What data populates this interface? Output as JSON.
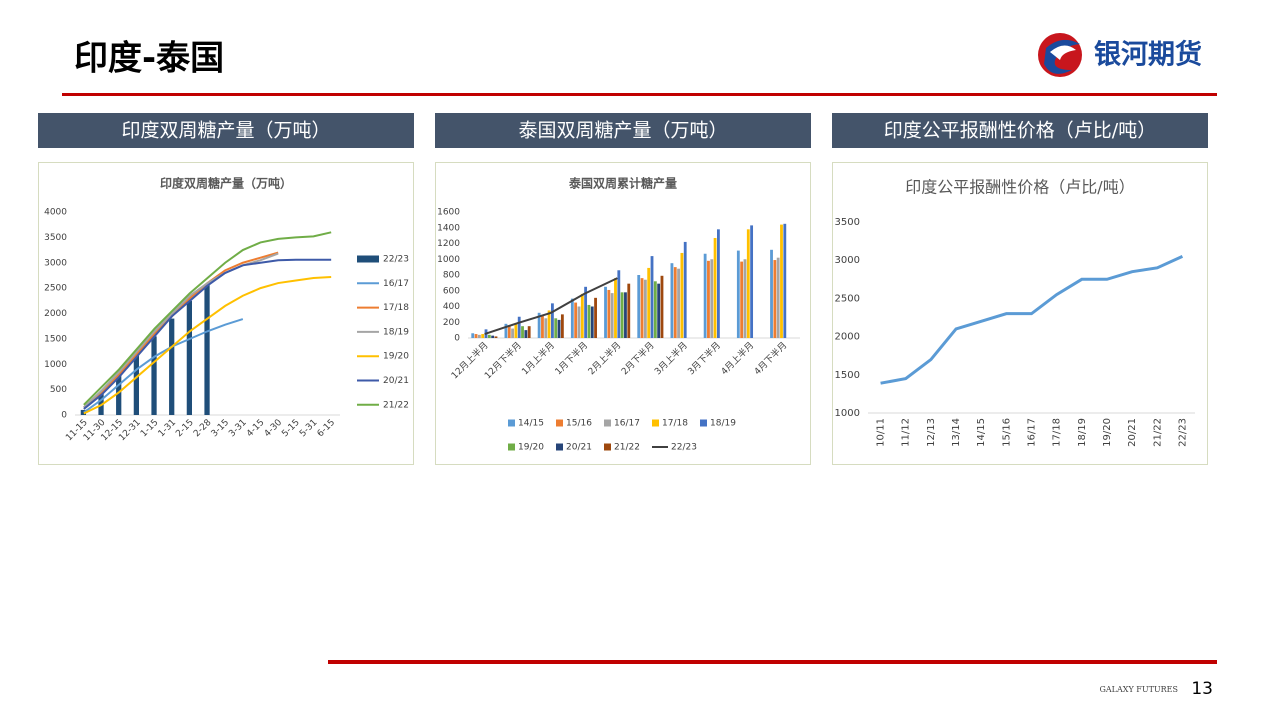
{
  "header": {
    "title": "印度-泰国",
    "logo_text": "银河期货"
  },
  "panels": [
    {
      "heading": "印度双周糖产量（万吨）"
    },
    {
      "heading": "泰国双周糖产量（万吨）"
    },
    {
      "heading": "印度公平报酬性价格（卢比/吨）"
    }
  ],
  "chart_data": [
    {
      "type": "combo",
      "title": "印度双周糖产量（万吨）",
      "legend": "right",
      "categories": [
        "11-15",
        "11-30",
        "12-15",
        "12-31",
        "1-15",
        "1-31",
        "2-15",
        "2-28",
        "3-15",
        "3-31",
        "4-15",
        "4-30",
        "5-15",
        "5-31",
        "6-15"
      ],
      "ylim": [
        0,
        4000
      ],
      "yticks": [
        0,
        500,
        1000,
        1500,
        2000,
        2500,
        3000,
        3500,
        4000
      ],
      "series": [
        {
          "name": "22/23",
          "type": "bar",
          "color": "#1f4e79",
          "values": [
            100,
            420,
            810,
            1200,
            1550,
            1900,
            2250,
            2560,
            null,
            null,
            null,
            null,
            null,
            null,
            null
          ]
        },
        {
          "name": "16/17",
          "type": "line",
          "color": "#5b9bd5",
          "values": [
            50,
            300,
            600,
            900,
            1150,
            1350,
            1500,
            1650,
            1780,
            1890,
            null,
            null,
            null,
            null,
            null
          ]
        },
        {
          "name": "17/18",
          "type": "line",
          "color": "#ed7d31",
          "values": [
            150,
            450,
            800,
            1200,
            1600,
            1950,
            2300,
            2600,
            2850,
            3000,
            3100,
            3200,
            null,
            null,
            null
          ]
        },
        {
          "name": "18/19",
          "type": "line",
          "color": "#a5a5a5",
          "values": [
            150,
            480,
            850,
            1250,
            1650,
            2000,
            2350,
            2600,
            2800,
            2950,
            3050,
            3180,
            null,
            null,
            null
          ]
        },
        {
          "name": "19/20",
          "type": "line",
          "color": "#ffc000",
          "values": [
            30,
            200,
            450,
            750,
            1050,
            1350,
            1650,
            1900,
            2150,
            2350,
            2500,
            2600,
            2650,
            2700,
            2720
          ]
        },
        {
          "name": "20/21",
          "type": "line",
          "color": "#3e5aa8",
          "values": [
            120,
            400,
            750,
            1150,
            1550,
            1950,
            2250,
            2550,
            2800,
            2950,
            3000,
            3050,
            3060,
            3060,
            3060
          ]
        },
        {
          "name": "21/22",
          "type": "line",
          "color": "#70ad47",
          "values": [
            200,
            550,
            900,
            1300,
            1700,
            2050,
            2400,
            2700,
            3000,
            3250,
            3400,
            3470,
            3500,
            3520,
            3600
          ]
        }
      ]
    },
    {
      "type": "combo",
      "title": "泰国双周累计糖产量",
      "legend": "bottom",
      "categories": [
        "12月上半月",
        "12月下半月",
        "1月上半月",
        "1月下半月",
        "2月上半月",
        "2月下半月",
        "3月上半月",
        "3月下半月",
        "4月上半月",
        "4月下半月"
      ],
      "ylim": [
        0,
        1600
      ],
      "yticks": [
        0,
        200,
        400,
        600,
        800,
        1000,
        1200,
        1400,
        1600
      ],
      "series": [
        {
          "name": "14/15",
          "type": "bar",
          "color": "#5b9bd5",
          "values": [
            60,
            180,
            320,
            500,
            650,
            800,
            950,
            1070,
            1110,
            1120
          ]
        },
        {
          "name": "15/16",
          "type": "bar",
          "color": "#ed7d31",
          "values": [
            50,
            150,
            290,
            450,
            610,
            760,
            900,
            980,
            970,
            990
          ]
        },
        {
          "name": "16/17",
          "type": "bar",
          "color": "#a5a5a5",
          "values": [
            40,
            120,
            250,
            400,
            570,
            740,
            880,
            1000,
            1000,
            1020
          ]
        },
        {
          "name": "17/18",
          "type": "bar",
          "color": "#ffc000",
          "values": [
            50,
            180,
            350,
            560,
            760,
            890,
            1080,
            1270,
            1380,
            1440
          ]
        },
        {
          "name": "18/19",
          "type": "bar",
          "color": "#4472c4",
          "values": [
            110,
            270,
            440,
            650,
            860,
            1040,
            1220,
            1380,
            1430,
            1450
          ]
        },
        {
          "name": "19/20",
          "type": "bar",
          "color": "#70ad47",
          "values": [
            40,
            150,
            250,
            420,
            580,
            720,
            null,
            null,
            null,
            null
          ]
        },
        {
          "name": "20/21",
          "type": "bar",
          "color": "#264478",
          "values": [
            30,
            100,
            230,
            400,
            580,
            690,
            null,
            null,
            null,
            null
          ]
        },
        {
          "name": "21/22",
          "type": "bar",
          "color": "#9e480e",
          "values": [
            20,
            150,
            300,
            510,
            690,
            790,
            null,
            null,
            null,
            null
          ]
        },
        {
          "name": "22/23",
          "type": "line",
          "color": "#404040",
          "values": [
            50,
            190,
            320,
            560,
            760,
            null,
            null,
            null,
            null,
            null
          ]
        }
      ]
    },
    {
      "type": "line",
      "title": "印度公平报酬性价格（卢比/吨）",
      "color": "#5b9bd5",
      "categories": [
        "10/11",
        "11/12",
        "12/13",
        "13/14",
        "14/15",
        "15/16",
        "16/17",
        "17/18",
        "18/19",
        "19/20",
        "20/21",
        "21/22",
        "22/23"
      ],
      "values": [
        1390,
        1450,
        1700,
        2100,
        2200,
        2300,
        2300,
        2550,
        2750,
        2750,
        2850,
        2900,
        3050
      ],
      "ylim": [
        1000,
        3500
      ],
      "yticks": [
        1000,
        1500,
        2000,
        2500,
        3000,
        3500
      ]
    }
  ],
  "footer": {
    "brand": "GALAXY FUTURES",
    "page": "13"
  }
}
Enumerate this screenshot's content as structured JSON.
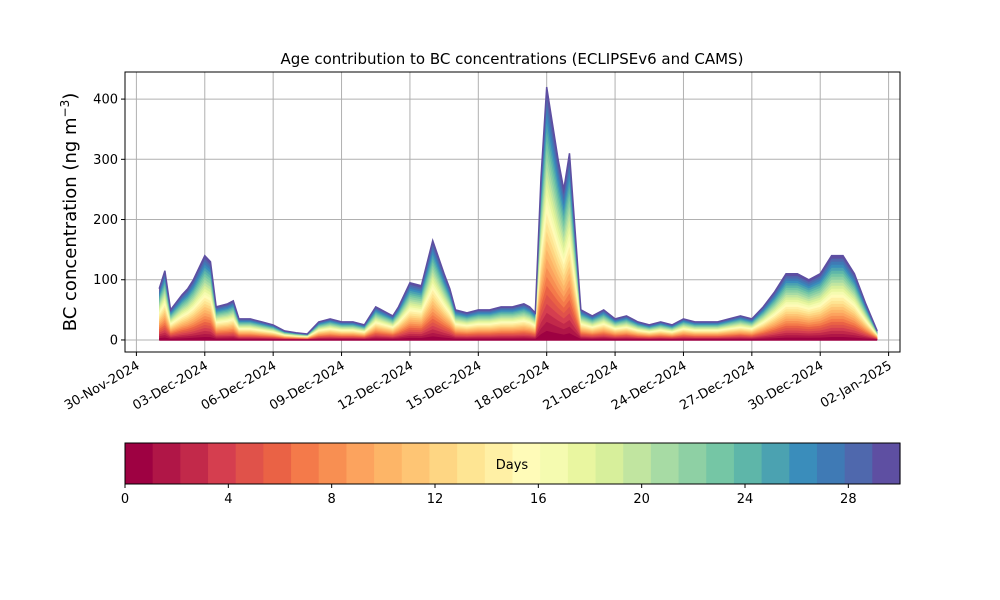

──────────────────────────────

* OBJECTIVE *
Copy out every line in the listing where the word "title" appears.

* RESULT FOR THIS EXERCISE *
    "title": "印度-泰国",
      "title": "印度双周糖产量（万吨）",
      "title": "泰国双周累计糖产量",
      "title": "印度公平报酬性价格（卢比/吨）",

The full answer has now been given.